REQUIRED TASK
Search the material for the string "больница" and copy each line where it occurs.

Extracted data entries
• • •

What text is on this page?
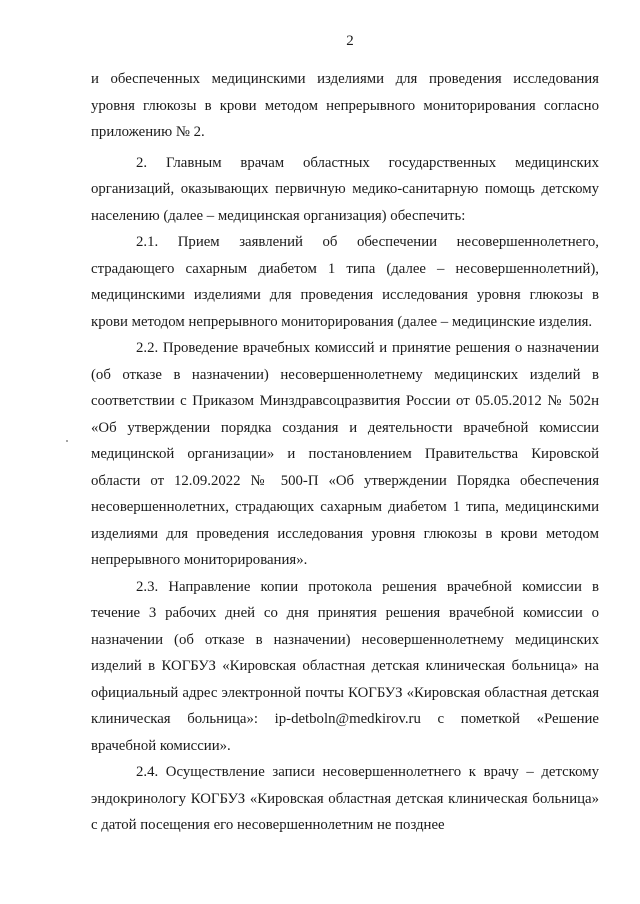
2

и обеспеченных медицинскими изделиями для проведения исследования уровня глюкозы в крови методом непрерывного мониторирования согласно приложению № 2.

2. Главным врачам областных государственных медицинских организаций, оказывающих первичную медико-санитарную помощь детскому населению (далее – медицинская организация) обеспечить:

2.1. Прием заявлений об обеспечении несовершеннолетнего, страдающего сахарным диабетом 1 типа (далее – несовершеннолетний), медицинскими изделиями для проведения исследования уровня глюкозы в крови методом непрерывного мониторирования (далее – медицинские изделия.

2.2. Проведение врачебных комиссий и принятие решения о назначении (об отказе в назначении) несовершеннолетнему медицинских изделий в соответствии с Приказом Минздравсоцразвития России от 05.05.2012 № 502н «Об утверждении порядка создания и деятельности врачебной комиссии медицинской организации» и постановлением Правительства Кировской области от 12.09.2022 № 500-П «Об утверждении Порядка обеспечения несовершеннолетних, страдающих сахарным диабетом 1 типа, медицинскими изделиями для проведения исследования уровня глюкозы в крови методом непрерывного мониторирования».

2.3. Направление копии протокола решения врачебной комиссии в течение 3 рабочих дней со дня принятия решения врачебной комиссии о назначении (об отказе в назначении) несовершеннолетнему медицинских изделий в КОГБУЗ «Кировская областная детская клиническая больница» на официальный адрес электронной почты КОГБУЗ «Кировская областная детская клиническая больница»: ip-detboln@medkirov.ru с пометкой «Решение врачебной комиссии».

2.4. Осуществление записи несовершеннолетнего к врачу – детскому эндокринологу КОГБУЗ «Кировская областная детская клиническая больница» с датой посещения его несовершеннолетним не позднее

• • •

RESPONSE TO THE EXERCISE
2.3. Направление копии протокола решения врачебной комиссии в течение 3 рабочих дней со дня принятия решения врачебной комиссии о назначении (об отказе в назначении) несовершеннолетнему медицинских изделий в КОГБУЗ «Кировская областная детская клиническая больница» на официальный адрес электронной почты КОГБУЗ «Кировская областная детская клиническая больница»: ip-detboln@medkirov.ru с пометкой «Решение врачебной комиссии».
2.4. Осуществление записи несовершеннолетнего к врачу – детскому эндокринологу КОГБУЗ «Кировская областная детская клиническая больница» с датой посещения его несовершеннолетним не позднее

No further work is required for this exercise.